> [Supplied data]:
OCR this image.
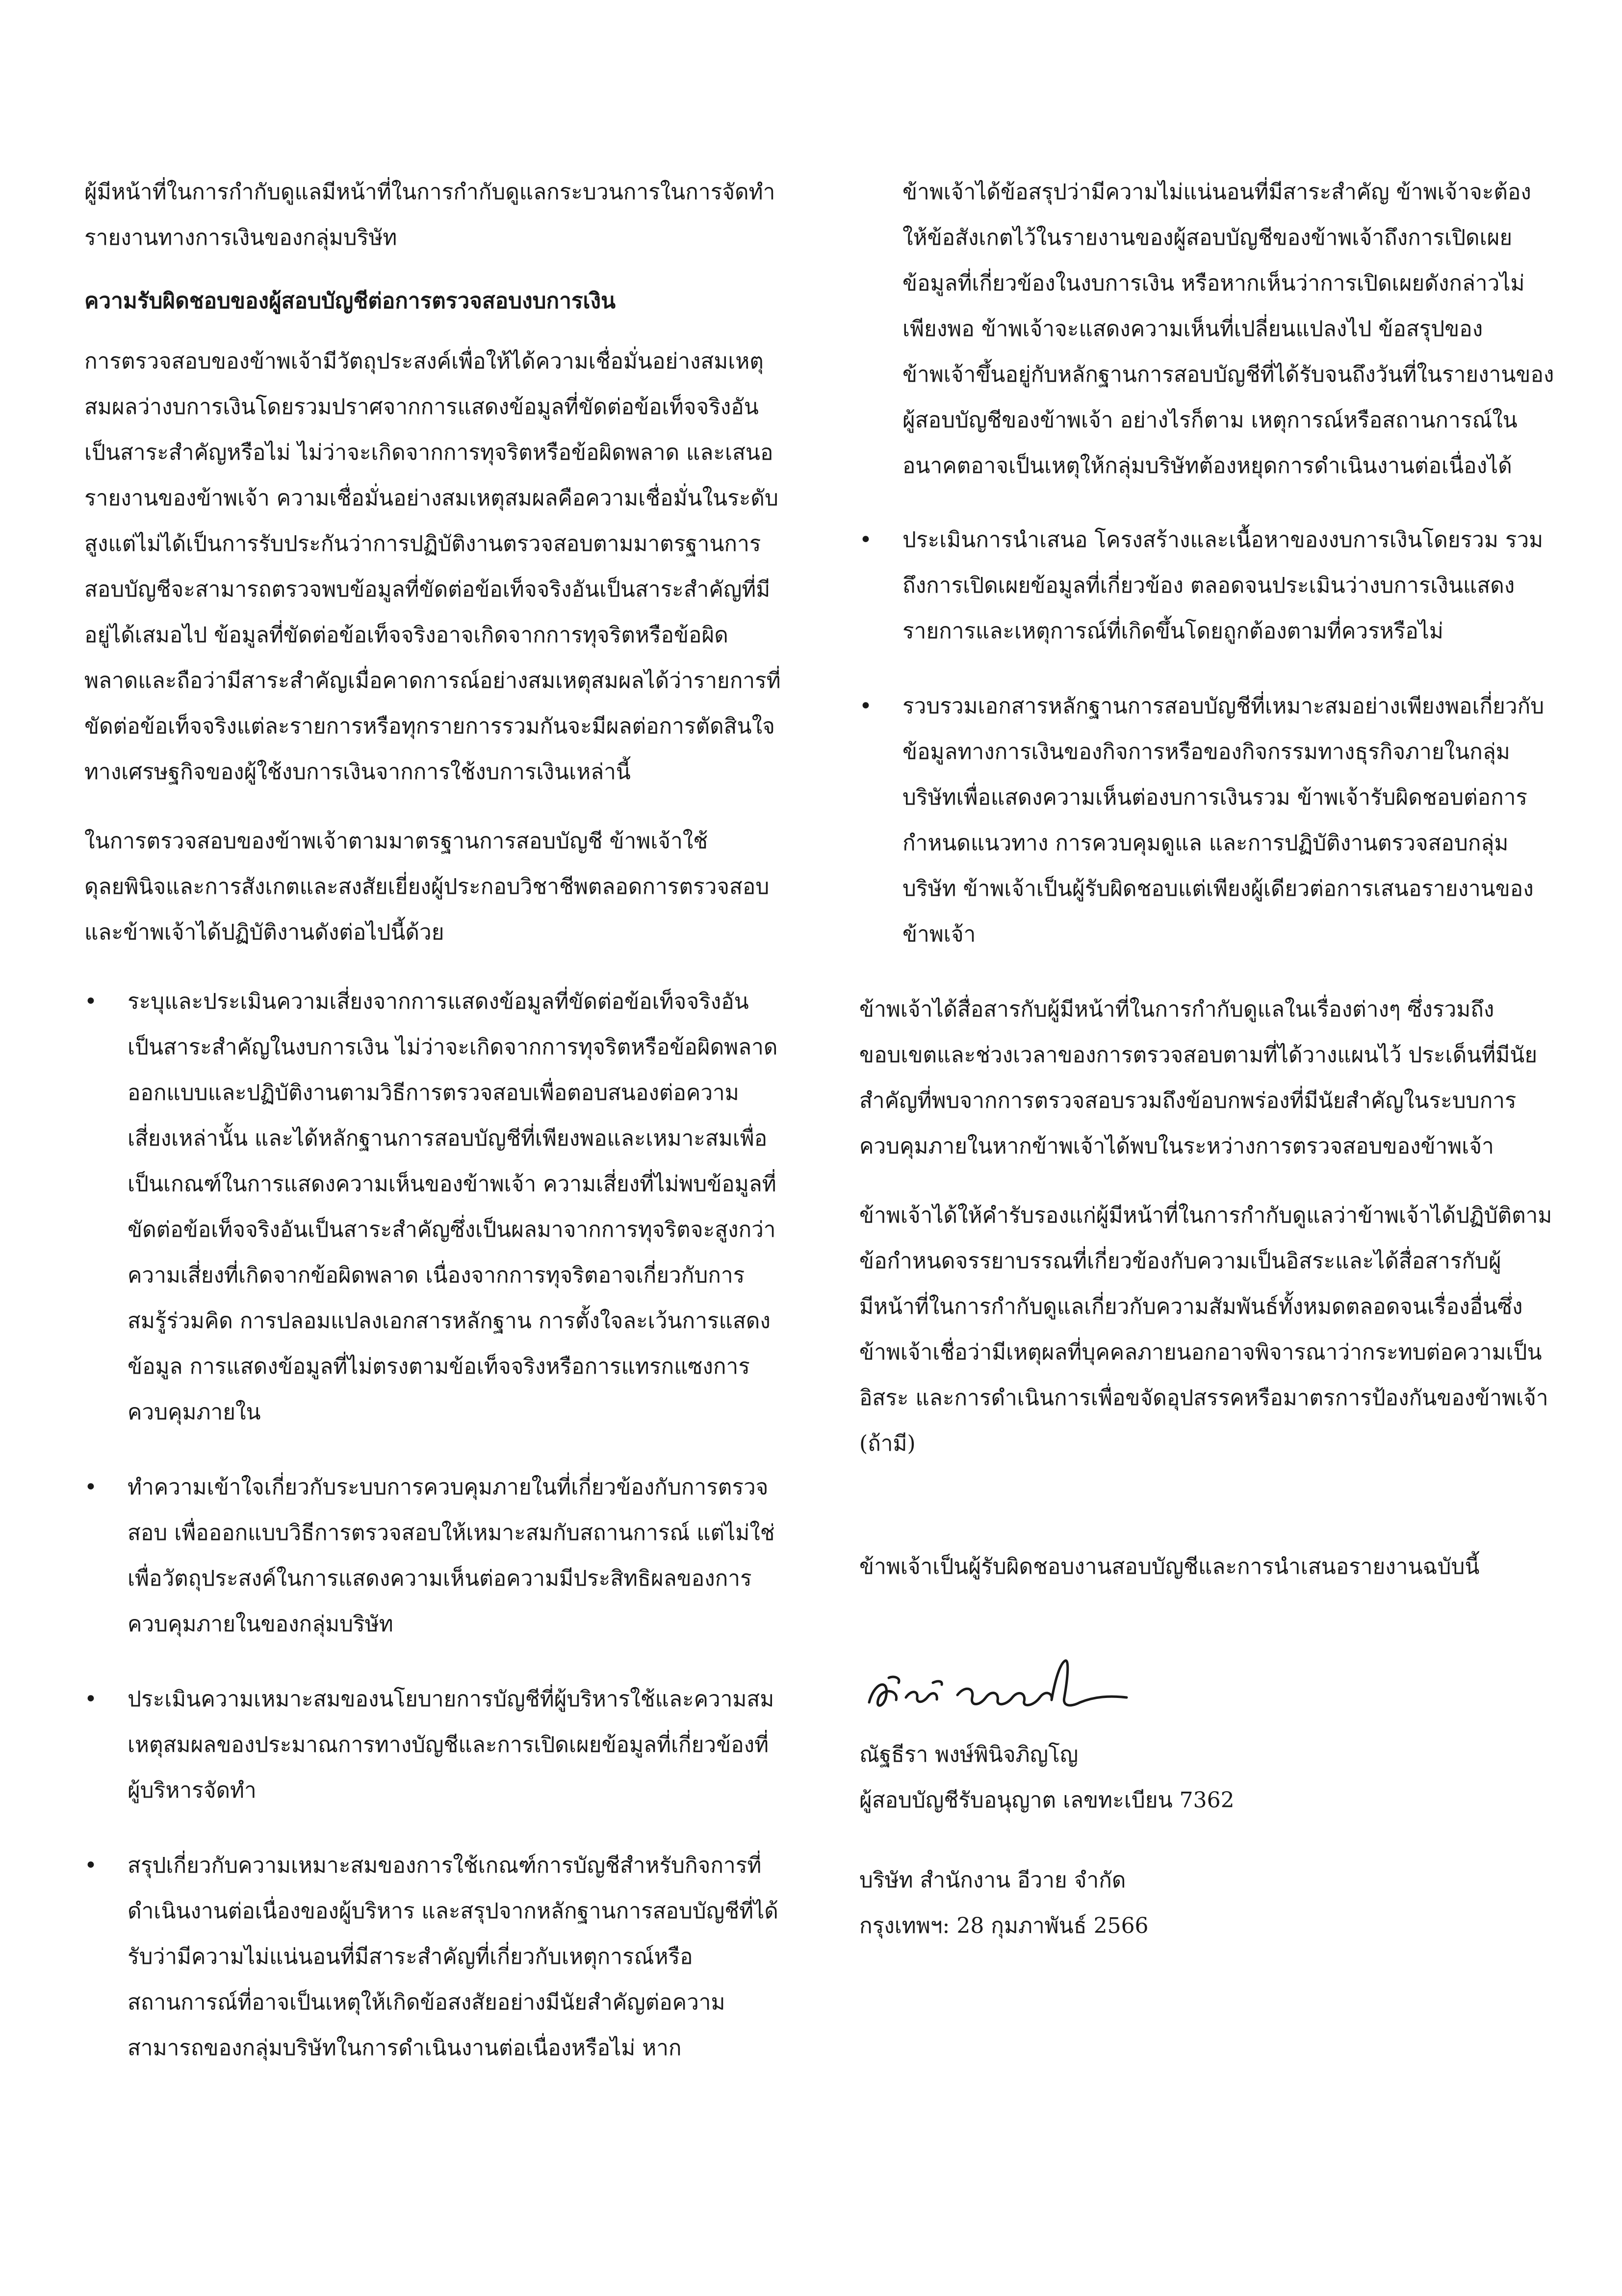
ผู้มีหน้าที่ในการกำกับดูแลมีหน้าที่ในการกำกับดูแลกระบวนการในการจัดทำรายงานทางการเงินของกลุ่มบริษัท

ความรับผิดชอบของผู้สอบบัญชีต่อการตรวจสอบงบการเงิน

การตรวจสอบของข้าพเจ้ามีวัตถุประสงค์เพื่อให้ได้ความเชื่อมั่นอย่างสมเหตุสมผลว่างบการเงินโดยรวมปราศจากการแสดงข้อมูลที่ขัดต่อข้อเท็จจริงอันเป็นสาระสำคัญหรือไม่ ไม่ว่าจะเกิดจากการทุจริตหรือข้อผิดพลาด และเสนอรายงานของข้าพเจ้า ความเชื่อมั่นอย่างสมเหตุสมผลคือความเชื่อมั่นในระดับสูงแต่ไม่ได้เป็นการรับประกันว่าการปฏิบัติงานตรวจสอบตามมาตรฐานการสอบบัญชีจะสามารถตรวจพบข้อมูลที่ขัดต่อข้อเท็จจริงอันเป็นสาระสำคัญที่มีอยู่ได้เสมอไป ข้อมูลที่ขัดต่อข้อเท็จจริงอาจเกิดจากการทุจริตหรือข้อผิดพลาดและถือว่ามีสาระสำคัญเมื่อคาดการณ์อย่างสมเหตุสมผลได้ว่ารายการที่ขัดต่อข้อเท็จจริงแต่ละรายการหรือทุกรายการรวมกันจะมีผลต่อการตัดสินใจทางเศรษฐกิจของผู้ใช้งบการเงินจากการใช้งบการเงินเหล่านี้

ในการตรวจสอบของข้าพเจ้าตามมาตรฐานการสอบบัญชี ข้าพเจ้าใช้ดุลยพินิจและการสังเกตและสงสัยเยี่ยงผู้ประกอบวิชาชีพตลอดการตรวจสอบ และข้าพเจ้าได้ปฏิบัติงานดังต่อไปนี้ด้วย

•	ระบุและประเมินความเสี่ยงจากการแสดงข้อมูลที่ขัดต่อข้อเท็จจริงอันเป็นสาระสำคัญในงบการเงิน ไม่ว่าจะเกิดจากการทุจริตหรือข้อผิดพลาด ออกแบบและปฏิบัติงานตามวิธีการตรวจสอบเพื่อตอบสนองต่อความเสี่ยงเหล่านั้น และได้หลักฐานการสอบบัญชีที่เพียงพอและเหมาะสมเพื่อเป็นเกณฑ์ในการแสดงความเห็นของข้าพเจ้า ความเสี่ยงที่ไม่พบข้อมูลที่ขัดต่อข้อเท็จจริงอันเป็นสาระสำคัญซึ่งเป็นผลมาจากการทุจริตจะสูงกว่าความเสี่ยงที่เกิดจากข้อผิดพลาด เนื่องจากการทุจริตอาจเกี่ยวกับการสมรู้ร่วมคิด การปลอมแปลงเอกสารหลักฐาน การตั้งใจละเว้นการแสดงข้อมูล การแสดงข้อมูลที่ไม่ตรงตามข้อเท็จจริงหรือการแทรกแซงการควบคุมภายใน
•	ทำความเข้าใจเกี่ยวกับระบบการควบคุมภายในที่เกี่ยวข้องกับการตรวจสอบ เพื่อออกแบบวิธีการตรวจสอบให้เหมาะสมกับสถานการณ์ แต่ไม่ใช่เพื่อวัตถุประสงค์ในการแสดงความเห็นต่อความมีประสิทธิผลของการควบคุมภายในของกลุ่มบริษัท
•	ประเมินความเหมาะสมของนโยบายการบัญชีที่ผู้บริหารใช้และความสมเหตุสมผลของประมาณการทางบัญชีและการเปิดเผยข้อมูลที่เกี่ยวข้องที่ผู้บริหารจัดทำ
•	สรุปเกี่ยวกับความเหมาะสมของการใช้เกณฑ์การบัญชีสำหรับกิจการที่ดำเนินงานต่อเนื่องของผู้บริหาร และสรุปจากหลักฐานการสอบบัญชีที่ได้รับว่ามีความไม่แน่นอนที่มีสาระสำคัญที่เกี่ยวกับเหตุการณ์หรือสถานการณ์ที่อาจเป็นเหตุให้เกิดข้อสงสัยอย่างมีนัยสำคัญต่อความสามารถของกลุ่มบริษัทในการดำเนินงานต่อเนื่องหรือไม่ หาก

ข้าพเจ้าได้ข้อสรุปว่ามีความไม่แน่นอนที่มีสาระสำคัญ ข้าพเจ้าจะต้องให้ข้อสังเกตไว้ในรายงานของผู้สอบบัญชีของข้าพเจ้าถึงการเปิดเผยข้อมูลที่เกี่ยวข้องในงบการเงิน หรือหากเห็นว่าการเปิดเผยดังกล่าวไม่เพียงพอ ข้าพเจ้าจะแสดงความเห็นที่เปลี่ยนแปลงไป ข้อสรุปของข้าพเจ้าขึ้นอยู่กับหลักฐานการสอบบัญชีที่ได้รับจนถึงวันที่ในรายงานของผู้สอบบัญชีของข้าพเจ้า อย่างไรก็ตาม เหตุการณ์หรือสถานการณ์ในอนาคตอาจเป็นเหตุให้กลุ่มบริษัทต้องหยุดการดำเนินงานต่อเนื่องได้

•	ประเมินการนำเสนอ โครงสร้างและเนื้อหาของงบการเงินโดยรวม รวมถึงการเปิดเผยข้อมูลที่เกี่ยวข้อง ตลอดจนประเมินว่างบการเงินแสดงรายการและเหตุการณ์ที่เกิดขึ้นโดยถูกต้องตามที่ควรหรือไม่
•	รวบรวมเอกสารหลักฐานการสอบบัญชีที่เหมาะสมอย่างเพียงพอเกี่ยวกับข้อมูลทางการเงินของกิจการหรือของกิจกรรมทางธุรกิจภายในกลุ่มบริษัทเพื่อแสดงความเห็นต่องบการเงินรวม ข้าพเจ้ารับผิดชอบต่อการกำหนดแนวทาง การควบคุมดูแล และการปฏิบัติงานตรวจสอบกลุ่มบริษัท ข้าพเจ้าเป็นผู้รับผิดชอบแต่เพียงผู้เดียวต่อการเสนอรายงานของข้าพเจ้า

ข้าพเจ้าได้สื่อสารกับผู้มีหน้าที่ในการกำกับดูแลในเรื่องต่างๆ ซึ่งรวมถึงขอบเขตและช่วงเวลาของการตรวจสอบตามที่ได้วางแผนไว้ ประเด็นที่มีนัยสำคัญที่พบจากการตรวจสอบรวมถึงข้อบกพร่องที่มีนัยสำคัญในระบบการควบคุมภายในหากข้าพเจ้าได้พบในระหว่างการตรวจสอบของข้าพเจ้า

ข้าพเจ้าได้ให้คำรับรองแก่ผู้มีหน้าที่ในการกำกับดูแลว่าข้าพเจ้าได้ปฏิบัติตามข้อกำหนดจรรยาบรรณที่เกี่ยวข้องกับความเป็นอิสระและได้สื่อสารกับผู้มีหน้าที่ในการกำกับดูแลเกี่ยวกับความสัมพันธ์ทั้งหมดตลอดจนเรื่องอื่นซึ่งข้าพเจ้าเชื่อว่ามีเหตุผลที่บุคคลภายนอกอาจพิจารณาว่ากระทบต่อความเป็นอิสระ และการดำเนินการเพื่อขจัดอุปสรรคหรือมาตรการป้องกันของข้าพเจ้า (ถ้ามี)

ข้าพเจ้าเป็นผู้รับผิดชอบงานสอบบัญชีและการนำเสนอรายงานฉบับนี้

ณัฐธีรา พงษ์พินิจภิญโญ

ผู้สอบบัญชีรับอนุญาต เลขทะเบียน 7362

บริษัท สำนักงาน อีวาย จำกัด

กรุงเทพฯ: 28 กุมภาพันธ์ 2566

> [What is being asked]: Go through the material above and count the lines that contain "งการเป"; give that number alone.

> [Output of the task]: 2